_ENTRIES SHOWN_

□ □ □ □ □ □ □

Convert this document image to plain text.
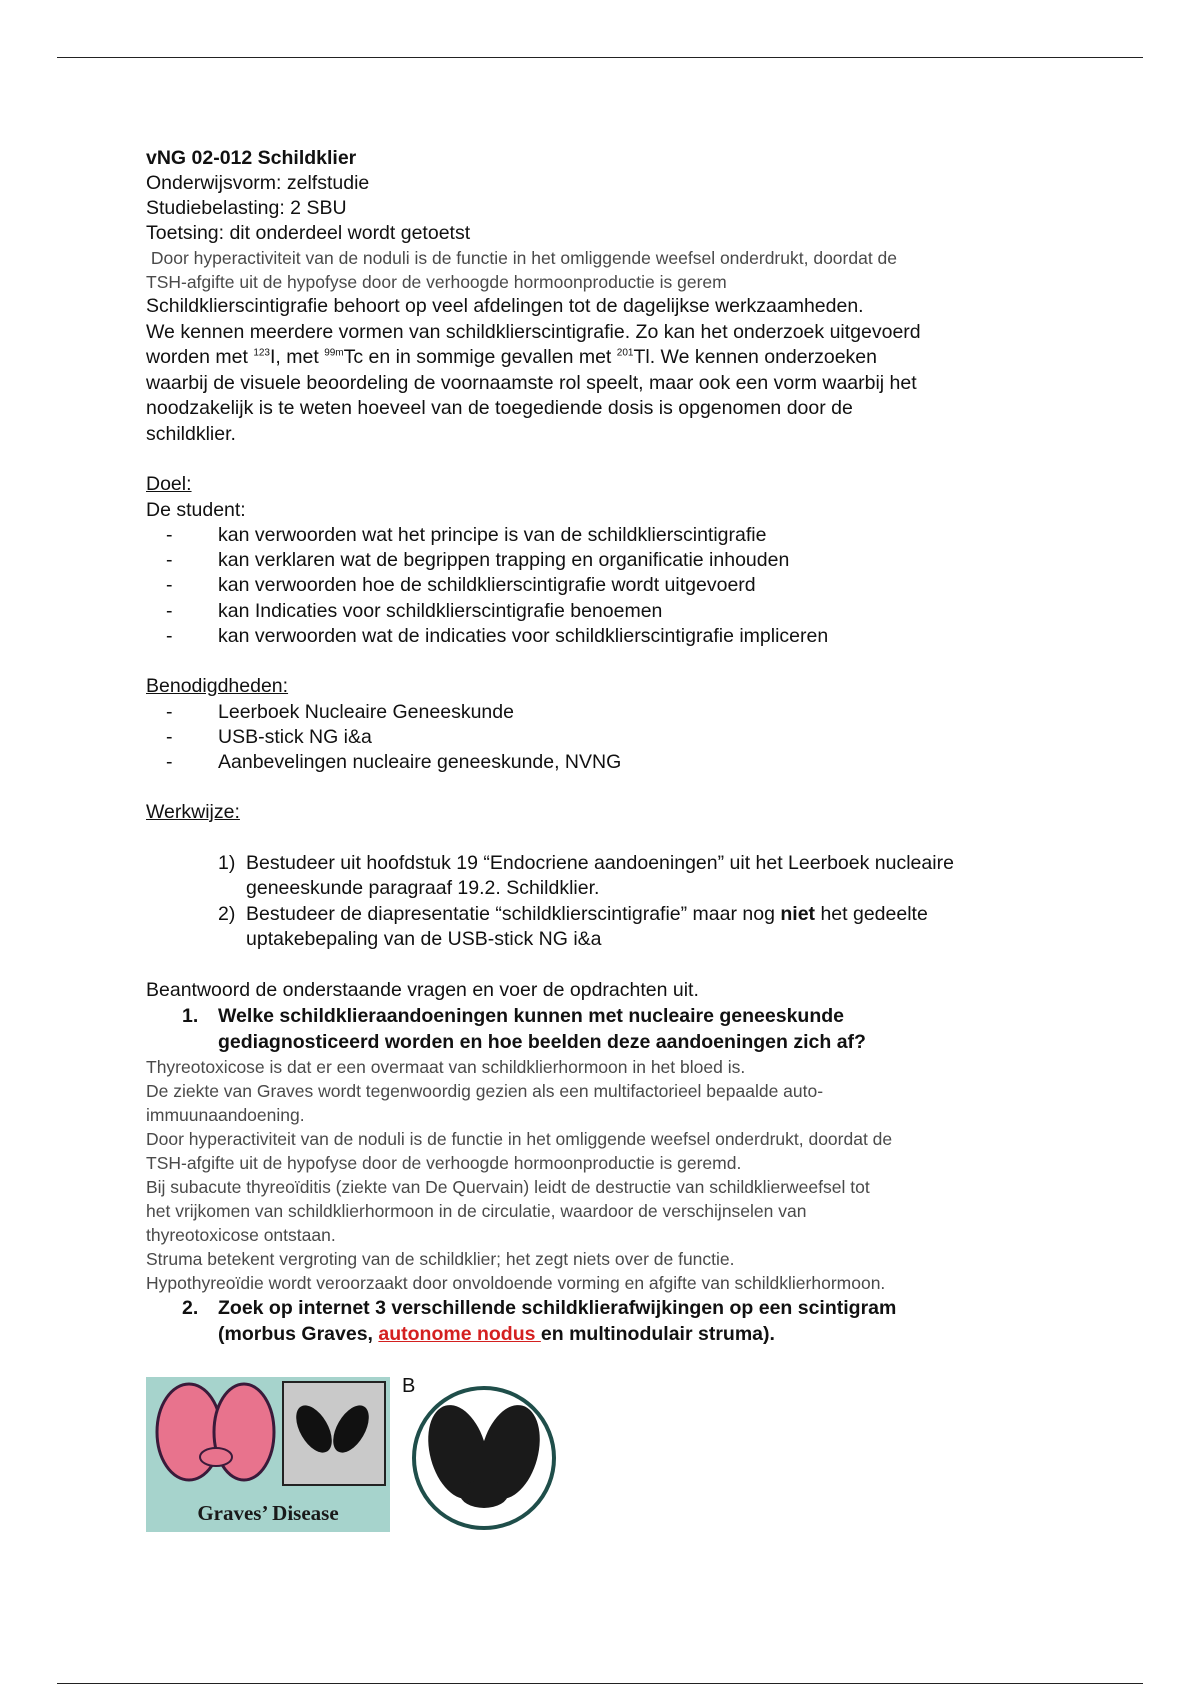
vNG 02-012 Schildklier
Onderwijsvorm: zelfstudie
Studiebelasting: 2 SBU
Toetsing: dit onderdeel wordt getoetst
Door hyperactiviteit van de noduli is de functie in het omliggende weefsel onderdrukt, doordat de
TSH-afgifte uit de hypofyse door de verhoogde hormoonproductie is gerem
Schildklierscintigrafie behoort op veel afdelingen tot de dagelijkse werkzaamheden.
We kennen meerdere vormen van schildklierscintigrafie. Zo kan het onderzoek uitgevoerd
worden met $^{123}$I, met $^{99m}$Tc en in sommige gevallen met $^{201}$Tl. We kennen onderzoeken
waarbij de visuele beoordeling de voornaamste rol speelt, maar ook een vorm waarbij het
noodzakelijk is te weten hoeveel van de toegediende dosis is opgenomen door de
schildklier.
Doel:
De student:
- kan verwoorden wat het principe is van de schildklierscintigrafie
- kan verklaren wat de begrippen trapping en organificatie inhouden
- kan verwoorden hoe de schildklierscintigrafie wordt uitgevoerd
- kan Indicaties voor schildklierscintigrafie benoemen
- kan verwoorden wat de indicaties voor schildklierscintigrafie impliceren
Benodigdheden:
- Leerboek Nucleaire Geneeskunde
- USB-stick NG i&a
- Aanbevelingen nucleaire geneeskunde, NVNG
Werkwijze:
1) Bestudeer uit hoofdstuk 19 “Endocriene aandoeningen” uit het Leerboek nucleaire
geneeskunde paragraaf 19.2. Schildklier.
2) Bestudeer de diapresentatie “schildklierscintigrafie” maar nog niet het gedeelte
uptakebepaling van de USB-stick NG i&a
Beantwoord de onderstaande vragen en voer de opdrachten uit.
1. Welke schildklieraandoeningen kunnen met nucleaire geneeskunde
gediagnosticeerd worden en hoe beelden deze aandoeningen zich af?
Thyreotoxicose is dat er een overmaat van schildklierhormoon in het bloed is.
De ziekte van Graves wordt tegenwoordig gezien als een multifactorieel bepaalde auto-
immuunaandoening.
Door hyperactiviteit van de noduli is de functie in het omliggende weefsel onderdrukt, doordat de
TSH-afgifte uit de hypofyse door de verhoogde hormoonproductie is geremd.
Bij subacute thyreoïditis (ziekte van De Quervain) leidt de destructie van schildklierweefsel tot
het vrijkomen van schildklierhormoon in de circulatie, waardoor de verschijnselen van
thyreotoxicose ontstaan.
Struma betekent vergroting van de schildklier; het zegt niets over de functie.
Hypothyreoïdie wordt veroorzaakt door onvoldoende vorming en afgifte van schildklierhormoon.
2. Zoek op internet 3 verschillende schildklierafwijkingen op een scintigram
(morbus Graves, autonome nodus en multinodulair struma).
Graves’ Disease
B
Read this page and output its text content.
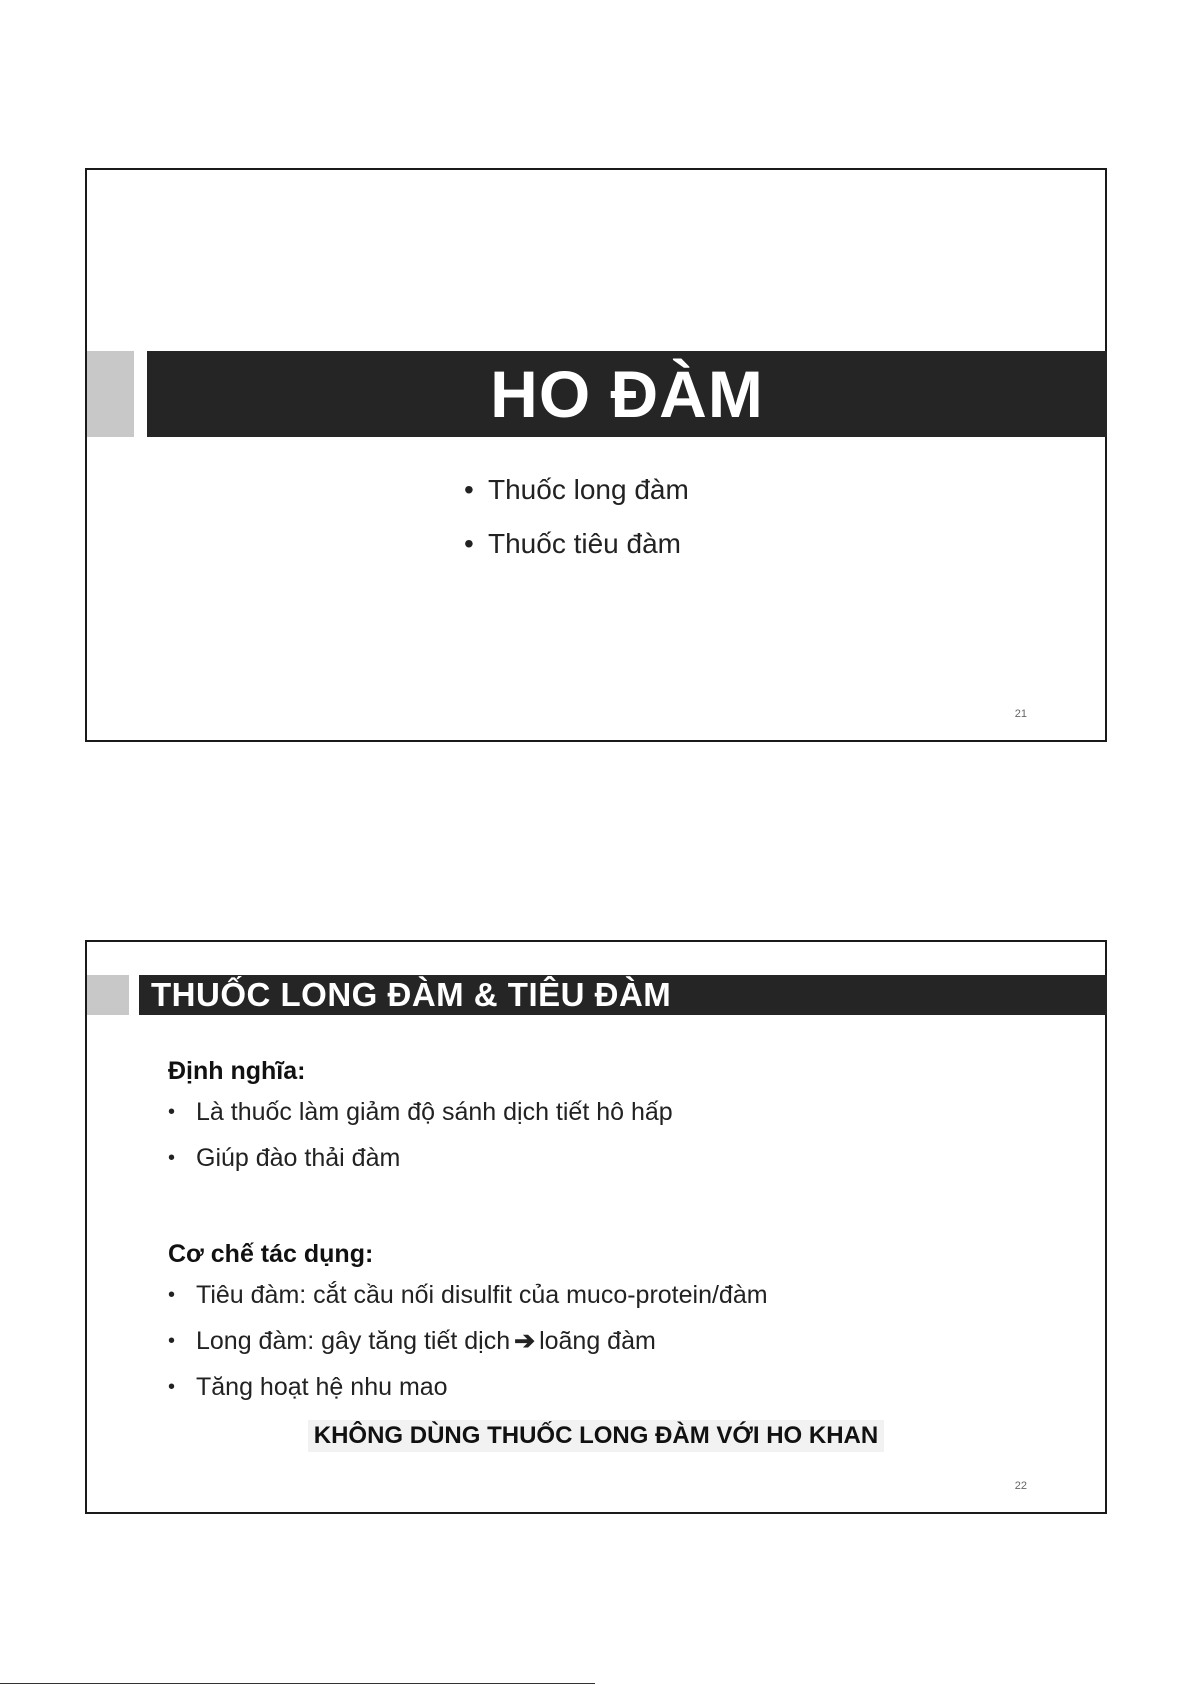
HO ĐÀM
• Thuốc long đàm
• Thuốc tiêu đàm
21
THUỐC LONG ĐÀM & TIÊU ĐÀM
Định nghĩa:
• Là thuốc làm giảm độ sánh dịch tiết hô hấp
• Giúp đào thải đàm
Cơ chế tác dụng:
• Tiêu đàm: cắt cầu nối disulfit của muco-protein/đàm
• Long đàm: gây tăng tiết dịch ➔ loãng đàm
• Tăng hoạt hệ nhu mao
KHÔNG DÙNG THUỐC LONG ĐÀM VỚI HO KHAN
22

□ □ □ □ □ □ □

_ABOUT THIS TASK_
For each entry above, write it out again exactly but leave out any picture.

_RESULT OF THE EXERCISE_
Convert this document image to plain text.
vNG 02-012 Schildklier
Onderwijsvorm: zelfstudie
Studiebelasting: 2 SBU
Toetsing: dit onderdeel wordt getoetst
Door hyperactiviteit van de noduli is de functie in het omliggende weefsel onderdrukt, doordat de
TSH-afgifte uit de hypofyse door de verhoogde hormoonproductie is gerem
Schildklierscintigrafie behoort op veel afdelingen tot de dagelijkse werkzaamheden.
We kennen meerdere vormen van schildklierscintigrafie. Zo kan het onderzoek uitgevoerd
worden met $^{123}$I, met $^{99m}$Tc en in sommige gevallen met $^{201}$Tl. We kennen onderzoeken
waarbij de visuele beoordeling de voornaamste rol speelt, maar ook een vorm waarbij het
noodzakelijk is te weten hoeveel van de toegediende dosis is opgenomen door de
schildklier.
Doel:
De student:
- kan verwoorden wat het principe is van de schildklierscintigrafie
- kan verklaren wat de begrippen trapping en organificatie inhouden
- kan verwoorden hoe de schildklierscintigrafie wordt uitgevoerd
- kan Indicaties voor schildklierscintigrafie benoemen
- kan verwoorden wat de indicaties voor schildklierscintigrafie impliceren
Benodigdheden:
- Leerboek Nucleaire Geneeskunde
- USB-stick NG i&a
- Aanbevelingen nucleaire geneeskunde, NVNG
Werkwijze:
1) Bestudeer uit hoofdstuk 19 “Endocriene aandoeningen” uit het Leerboek nucleaire
geneeskunde paragraaf 19.2. Schildklier.
2) Bestudeer de diapresentatie “schildklierscintigrafie” maar nog niet het gedeelte
uptakebepaling van de USB-stick NG i&a
Beantwoord de onderstaande vragen en voer de opdrachten uit.
1. Welke schildklieraandoeningen kunnen met nucleaire geneeskunde
gediagnosticeerd worden en hoe beelden deze aandoeningen zich af?
Thyreotoxicose is dat er een overmaat van schildklierhormoon in het bloed is.
De ziekte van Graves wordt tegenwoordig gezien als een multifactorieel bepaalde auto-
immuunaandoening.
Door hyperactiviteit van de noduli is de functie in het omliggende weefsel onderdrukt, doordat de
TSH-afgifte uit de hypofyse door de verhoogde hormoonproductie is geremd.
Bij subacute thyreoïditis (ziekte van De Quervain) leidt de destructie van schildklierweefsel tot
het vrijkomen van schildklierhormoon in de circulatie, waardoor de verschijnselen van
thyreotoxicose ontstaan.
Struma betekent vergroting van de schildklier; het zegt niets over de functie.
Hypothyreoïdie wordt veroorzaakt door onvoldoende vorming en afgifte van schildklierhormoon.
2. Zoek op internet 3 verschillende schildklierafwijkingen op een scintigram
(morbus Graves, autonome nodus en multinodulair struma).
Graves’ Disease
B
Read this page and output its text content.
HO ĐÀM
• Thuốc long đàm
• Thuốc tiêu đàm
21
THUỐC LONG ĐÀM & TIÊU ĐÀM
Định nghĩa:
• Là thuốc làm giảm độ sánh dịch tiết hô hấp
• Giúp đào thải đàm
Cơ chế tác dụng:
• Tiêu đàm: cắt cầu nối disulfit của muco-protein/đàm
• Long đàm: gây tăng tiết dịch ➔ loãng đàm
• Tăng hoạt hệ nhu mao
KHÔNG DÙNG THUỐC LONG ĐÀM VỚI HO KHAN
22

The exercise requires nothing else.